Objetivo do exercício:
Converta em uma lista JSON de strings os registros que começam no início e terminam na linha que contém "255, 548, 264]", ambas as extremidades incluídas. Use uma string por linha e omita as linhas em branco.

Registros de entrada:

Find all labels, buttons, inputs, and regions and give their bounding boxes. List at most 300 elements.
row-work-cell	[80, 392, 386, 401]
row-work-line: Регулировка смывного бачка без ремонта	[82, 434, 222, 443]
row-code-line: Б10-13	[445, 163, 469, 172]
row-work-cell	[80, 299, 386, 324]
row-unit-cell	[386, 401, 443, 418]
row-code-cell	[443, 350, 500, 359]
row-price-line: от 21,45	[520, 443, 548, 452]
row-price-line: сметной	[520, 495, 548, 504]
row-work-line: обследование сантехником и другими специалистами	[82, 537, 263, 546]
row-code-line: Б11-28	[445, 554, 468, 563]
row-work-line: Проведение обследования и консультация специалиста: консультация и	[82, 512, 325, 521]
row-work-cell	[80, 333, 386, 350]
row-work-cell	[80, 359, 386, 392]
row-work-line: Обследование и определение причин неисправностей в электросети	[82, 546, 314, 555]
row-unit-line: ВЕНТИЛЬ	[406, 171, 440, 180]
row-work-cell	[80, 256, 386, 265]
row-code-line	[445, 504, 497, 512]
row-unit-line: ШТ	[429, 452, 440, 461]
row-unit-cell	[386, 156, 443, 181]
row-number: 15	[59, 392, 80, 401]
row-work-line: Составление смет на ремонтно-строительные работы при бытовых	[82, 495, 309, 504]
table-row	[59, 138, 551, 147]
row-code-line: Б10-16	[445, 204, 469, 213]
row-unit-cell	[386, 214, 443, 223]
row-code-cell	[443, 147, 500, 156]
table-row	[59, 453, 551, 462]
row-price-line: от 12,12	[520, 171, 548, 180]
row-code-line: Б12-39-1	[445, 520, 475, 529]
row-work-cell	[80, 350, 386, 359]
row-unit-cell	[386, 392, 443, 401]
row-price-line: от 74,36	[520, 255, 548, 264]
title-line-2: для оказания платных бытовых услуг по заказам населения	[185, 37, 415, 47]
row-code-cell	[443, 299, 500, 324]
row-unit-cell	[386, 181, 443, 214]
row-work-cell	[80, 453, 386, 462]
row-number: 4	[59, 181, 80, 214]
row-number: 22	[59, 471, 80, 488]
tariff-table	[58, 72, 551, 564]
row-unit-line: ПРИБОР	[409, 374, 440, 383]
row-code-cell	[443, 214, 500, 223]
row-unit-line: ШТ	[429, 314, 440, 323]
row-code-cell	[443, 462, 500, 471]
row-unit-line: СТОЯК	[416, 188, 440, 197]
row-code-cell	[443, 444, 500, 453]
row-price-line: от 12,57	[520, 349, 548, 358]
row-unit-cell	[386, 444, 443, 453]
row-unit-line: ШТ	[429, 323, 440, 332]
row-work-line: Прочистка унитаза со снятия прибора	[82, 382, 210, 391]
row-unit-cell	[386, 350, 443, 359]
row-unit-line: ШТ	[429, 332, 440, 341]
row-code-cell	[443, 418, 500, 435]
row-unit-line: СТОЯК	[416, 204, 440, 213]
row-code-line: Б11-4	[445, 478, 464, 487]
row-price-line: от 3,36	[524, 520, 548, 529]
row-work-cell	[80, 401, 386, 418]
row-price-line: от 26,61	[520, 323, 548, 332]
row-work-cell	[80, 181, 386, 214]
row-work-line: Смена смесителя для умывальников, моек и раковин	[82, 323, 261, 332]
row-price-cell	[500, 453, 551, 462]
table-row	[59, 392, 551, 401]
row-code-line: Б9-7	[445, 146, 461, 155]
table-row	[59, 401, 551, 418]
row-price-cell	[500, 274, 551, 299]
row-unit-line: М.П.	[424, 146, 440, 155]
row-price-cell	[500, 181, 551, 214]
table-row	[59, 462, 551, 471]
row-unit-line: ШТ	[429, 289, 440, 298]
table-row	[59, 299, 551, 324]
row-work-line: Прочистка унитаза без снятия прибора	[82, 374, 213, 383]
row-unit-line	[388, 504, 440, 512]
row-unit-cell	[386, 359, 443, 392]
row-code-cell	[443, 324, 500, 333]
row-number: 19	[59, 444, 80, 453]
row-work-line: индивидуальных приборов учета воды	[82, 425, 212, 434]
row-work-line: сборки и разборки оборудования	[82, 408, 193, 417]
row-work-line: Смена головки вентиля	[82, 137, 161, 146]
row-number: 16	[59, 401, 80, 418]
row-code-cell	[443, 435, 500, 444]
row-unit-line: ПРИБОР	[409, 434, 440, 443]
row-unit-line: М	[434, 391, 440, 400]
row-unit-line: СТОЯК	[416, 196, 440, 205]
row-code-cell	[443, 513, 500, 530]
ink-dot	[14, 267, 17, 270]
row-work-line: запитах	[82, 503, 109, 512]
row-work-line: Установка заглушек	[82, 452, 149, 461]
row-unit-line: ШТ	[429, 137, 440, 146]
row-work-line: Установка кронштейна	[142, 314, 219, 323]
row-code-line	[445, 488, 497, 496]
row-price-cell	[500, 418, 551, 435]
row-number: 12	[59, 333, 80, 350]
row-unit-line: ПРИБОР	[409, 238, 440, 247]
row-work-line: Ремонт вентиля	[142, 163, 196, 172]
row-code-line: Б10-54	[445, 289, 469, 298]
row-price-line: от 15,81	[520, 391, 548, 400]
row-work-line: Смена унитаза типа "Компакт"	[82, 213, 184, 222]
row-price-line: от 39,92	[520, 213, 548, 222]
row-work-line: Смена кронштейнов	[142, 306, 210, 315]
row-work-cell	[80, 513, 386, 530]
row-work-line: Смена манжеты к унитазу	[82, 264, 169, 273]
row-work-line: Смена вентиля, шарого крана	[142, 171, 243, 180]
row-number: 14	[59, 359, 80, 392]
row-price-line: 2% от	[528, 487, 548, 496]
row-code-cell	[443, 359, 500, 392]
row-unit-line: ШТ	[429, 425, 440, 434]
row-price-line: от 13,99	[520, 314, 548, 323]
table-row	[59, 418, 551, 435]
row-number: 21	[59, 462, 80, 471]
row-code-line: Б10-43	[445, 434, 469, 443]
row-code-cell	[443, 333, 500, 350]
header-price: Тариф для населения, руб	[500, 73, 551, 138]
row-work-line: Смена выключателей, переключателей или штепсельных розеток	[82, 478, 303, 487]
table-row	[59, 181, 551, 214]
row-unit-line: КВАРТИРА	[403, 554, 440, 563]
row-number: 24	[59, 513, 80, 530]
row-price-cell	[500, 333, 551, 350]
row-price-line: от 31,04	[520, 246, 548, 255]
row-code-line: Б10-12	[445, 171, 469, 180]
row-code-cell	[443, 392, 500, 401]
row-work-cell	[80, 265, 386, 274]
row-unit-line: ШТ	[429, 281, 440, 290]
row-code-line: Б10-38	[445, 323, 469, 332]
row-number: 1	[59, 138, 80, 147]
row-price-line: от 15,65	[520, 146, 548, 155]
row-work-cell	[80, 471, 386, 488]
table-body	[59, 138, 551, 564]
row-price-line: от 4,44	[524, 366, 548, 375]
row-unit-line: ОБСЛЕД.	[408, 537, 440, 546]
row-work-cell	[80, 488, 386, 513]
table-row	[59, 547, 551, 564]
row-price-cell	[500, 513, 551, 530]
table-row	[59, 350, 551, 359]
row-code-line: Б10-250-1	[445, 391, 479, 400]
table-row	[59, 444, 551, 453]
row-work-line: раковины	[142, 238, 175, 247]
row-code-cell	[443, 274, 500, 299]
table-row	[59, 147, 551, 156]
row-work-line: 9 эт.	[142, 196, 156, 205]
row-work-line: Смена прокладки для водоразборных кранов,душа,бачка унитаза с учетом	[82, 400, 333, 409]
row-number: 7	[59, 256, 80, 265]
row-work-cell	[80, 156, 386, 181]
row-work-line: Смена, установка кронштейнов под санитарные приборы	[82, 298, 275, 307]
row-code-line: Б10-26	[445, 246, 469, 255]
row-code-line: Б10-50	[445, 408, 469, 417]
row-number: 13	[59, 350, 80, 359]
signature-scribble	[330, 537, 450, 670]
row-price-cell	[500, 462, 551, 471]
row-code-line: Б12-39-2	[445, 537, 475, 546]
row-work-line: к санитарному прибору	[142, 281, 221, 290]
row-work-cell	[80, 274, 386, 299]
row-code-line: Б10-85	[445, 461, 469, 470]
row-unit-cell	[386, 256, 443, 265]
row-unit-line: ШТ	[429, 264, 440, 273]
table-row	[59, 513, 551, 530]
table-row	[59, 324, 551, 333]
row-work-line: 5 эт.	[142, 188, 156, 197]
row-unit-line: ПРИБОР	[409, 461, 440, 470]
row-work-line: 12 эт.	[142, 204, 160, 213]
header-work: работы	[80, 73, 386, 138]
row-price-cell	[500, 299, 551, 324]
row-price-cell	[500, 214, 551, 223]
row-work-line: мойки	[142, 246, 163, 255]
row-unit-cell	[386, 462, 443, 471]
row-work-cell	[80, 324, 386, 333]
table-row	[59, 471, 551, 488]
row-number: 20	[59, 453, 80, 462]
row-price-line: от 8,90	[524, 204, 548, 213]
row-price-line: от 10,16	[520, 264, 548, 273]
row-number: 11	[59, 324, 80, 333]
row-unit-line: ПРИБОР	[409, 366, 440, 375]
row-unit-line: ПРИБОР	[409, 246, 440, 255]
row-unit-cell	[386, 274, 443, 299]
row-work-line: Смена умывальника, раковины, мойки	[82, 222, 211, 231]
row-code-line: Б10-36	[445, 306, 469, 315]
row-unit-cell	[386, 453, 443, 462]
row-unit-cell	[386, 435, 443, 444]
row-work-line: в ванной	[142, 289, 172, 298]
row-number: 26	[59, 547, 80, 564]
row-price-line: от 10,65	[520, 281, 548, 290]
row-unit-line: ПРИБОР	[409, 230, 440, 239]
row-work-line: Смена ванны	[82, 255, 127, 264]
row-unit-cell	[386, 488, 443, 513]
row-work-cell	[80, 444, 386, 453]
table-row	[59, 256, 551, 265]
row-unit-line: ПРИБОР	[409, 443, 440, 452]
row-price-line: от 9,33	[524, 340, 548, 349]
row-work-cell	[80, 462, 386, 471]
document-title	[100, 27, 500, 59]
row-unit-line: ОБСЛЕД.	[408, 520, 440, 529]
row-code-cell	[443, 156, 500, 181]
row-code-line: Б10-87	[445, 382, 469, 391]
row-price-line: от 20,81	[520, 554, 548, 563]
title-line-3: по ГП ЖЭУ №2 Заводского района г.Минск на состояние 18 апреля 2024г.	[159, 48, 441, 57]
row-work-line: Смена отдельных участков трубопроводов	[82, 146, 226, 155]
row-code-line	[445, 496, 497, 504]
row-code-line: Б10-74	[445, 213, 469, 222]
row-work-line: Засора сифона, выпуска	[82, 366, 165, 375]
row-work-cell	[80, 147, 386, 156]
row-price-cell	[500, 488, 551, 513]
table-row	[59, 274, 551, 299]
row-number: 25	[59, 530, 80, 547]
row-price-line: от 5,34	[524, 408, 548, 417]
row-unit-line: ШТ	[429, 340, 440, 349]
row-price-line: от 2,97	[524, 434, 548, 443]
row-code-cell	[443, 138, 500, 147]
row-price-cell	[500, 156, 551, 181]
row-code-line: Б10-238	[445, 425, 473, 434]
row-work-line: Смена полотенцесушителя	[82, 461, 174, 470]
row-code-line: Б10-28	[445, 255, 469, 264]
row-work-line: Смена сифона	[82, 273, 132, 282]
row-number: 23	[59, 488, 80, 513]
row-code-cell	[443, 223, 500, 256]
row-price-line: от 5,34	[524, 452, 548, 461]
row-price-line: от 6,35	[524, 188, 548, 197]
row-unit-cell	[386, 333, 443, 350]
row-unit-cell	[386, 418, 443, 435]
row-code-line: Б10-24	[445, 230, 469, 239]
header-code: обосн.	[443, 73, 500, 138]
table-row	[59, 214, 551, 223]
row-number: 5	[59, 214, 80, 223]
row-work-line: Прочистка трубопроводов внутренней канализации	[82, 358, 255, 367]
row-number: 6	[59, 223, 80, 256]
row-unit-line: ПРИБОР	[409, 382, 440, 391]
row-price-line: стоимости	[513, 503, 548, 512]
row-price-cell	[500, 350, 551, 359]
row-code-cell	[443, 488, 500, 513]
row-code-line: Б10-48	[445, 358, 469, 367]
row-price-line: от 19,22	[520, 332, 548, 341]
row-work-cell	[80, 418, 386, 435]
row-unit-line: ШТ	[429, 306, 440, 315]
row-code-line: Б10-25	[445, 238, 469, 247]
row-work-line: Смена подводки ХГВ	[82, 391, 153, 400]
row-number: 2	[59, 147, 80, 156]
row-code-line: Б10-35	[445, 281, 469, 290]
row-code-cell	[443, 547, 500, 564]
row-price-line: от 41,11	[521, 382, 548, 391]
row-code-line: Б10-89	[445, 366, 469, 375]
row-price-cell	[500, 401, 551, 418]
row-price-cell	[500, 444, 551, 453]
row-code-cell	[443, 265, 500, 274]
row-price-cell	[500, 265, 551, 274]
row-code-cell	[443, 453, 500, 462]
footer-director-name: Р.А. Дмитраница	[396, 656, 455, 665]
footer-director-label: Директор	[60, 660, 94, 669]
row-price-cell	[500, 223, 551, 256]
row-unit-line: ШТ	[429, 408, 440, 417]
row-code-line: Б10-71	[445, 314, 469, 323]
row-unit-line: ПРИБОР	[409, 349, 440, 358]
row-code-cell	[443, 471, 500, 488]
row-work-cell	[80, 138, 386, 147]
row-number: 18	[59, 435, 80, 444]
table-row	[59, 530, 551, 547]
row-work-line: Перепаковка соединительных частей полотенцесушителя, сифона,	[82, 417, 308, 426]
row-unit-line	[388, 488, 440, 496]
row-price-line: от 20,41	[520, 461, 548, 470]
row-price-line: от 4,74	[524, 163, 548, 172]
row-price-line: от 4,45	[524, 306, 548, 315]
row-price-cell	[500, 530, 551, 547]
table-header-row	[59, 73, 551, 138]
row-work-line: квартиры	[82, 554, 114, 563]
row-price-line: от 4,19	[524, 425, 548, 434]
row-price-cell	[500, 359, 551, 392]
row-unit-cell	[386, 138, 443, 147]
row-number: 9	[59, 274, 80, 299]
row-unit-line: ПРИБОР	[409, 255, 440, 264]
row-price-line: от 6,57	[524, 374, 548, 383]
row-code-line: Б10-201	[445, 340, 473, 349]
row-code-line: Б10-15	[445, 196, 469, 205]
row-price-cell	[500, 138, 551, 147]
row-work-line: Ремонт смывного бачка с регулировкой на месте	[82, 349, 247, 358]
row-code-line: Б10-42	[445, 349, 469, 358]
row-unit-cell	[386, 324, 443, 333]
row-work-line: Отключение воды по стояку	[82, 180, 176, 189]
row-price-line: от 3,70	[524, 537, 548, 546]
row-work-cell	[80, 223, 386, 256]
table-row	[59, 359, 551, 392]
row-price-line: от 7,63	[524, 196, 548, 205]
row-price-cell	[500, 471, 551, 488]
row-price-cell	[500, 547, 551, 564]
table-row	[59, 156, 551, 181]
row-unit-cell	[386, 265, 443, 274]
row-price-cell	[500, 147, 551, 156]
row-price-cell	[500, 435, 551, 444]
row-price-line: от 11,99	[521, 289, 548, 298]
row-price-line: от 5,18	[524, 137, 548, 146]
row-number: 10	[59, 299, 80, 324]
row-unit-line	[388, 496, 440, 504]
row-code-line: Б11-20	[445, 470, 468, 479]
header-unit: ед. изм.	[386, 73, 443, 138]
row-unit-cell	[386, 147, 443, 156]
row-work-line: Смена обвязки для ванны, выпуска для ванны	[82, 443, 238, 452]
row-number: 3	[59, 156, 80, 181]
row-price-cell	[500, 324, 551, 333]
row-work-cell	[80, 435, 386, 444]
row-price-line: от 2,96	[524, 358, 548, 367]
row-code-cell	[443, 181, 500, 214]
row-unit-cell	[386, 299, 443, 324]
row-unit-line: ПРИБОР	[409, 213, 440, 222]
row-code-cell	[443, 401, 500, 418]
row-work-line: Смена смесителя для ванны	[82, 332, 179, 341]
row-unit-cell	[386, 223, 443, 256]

Resolução:
[
  "Find all labels, buttons, inputs, and regions and give their bounding boxes. List at most 300 elements.",
  "row-work-cell\t[80, 392, 386, 401]",
  "row-work-line: Регулировка смывного бачка без ремонта\t[82, 434, 222, 443]",
  "row-code-line: Б10-13\t[445, 163, 469, 172]",
  "row-work-cell\t[80, 299, 386, 324]",
  "row-unit-cell\t[386, 401, 443, 418]",
  "row-code-cell\t[443, 350, 500, 359]",
  "row-price-line: от 21,45\t[520, 443, 548, 452]",
  "row-price-line: сметной\t[520, 495, 548, 504]",
  "row-work-line: обследование сантехником и другими специалистами\t[82, 537, 263, 546]",
  "row-code-line: Б11-28\t[445, 554, 468, 563]",
  "row-work-line: Проведение обследования и консультация специалиста: консультация и\t[82, 512, 325, 521]",
  "row-work-cell\t[80, 333, 386, 350]",
  "row-work-cell\t[80, 359, 386, 392]",
  "row-work-line: Обследование и определение причин неисправностей в электросети\t[82, 546, 314, 555]",
  "row-unit-line: ВЕНТИЛЬ\t[406, 171, 440, 180]",
  "row-work-cell\t[80, 256, 386, 265]",
  "row-code-line\t[445, 504, 497, 512]",
  "row-unit-line: ШТ\t[429, 452, 440, 461]",
  "row-unit-cell\t[386, 156, 443, 181]",
  "row-number: 15\t[59, 392, 80, 401]",
  "row-work-line: Составление смет на ремонтно-строительные работы при бытовых\t[82, 495, 309, 504]",
  "table-row\t[59, 138, 551, 147]",
  "row-code-line: Б10-16\t[445, 204, 469, 213]",
  "row-unit-cell\t[386, 214, 443, 223]",
  "row-code-cell\t[443, 147, 500, 156]",
  "table-row\t[59, 453, 551, 462]",
  "row-price-line: от 12,12\t[520, 171, 548, 180]",
  "row-code-line: Б12-39-1\t[445, 520, 475, 529]",
  "row-work-cell\t[80, 350, 386, 359]",
  "row-unit-cell\t[386, 392, 443, 401]",
  "row-price-line: от 74,36\t[520, 255, 548, 264]"
]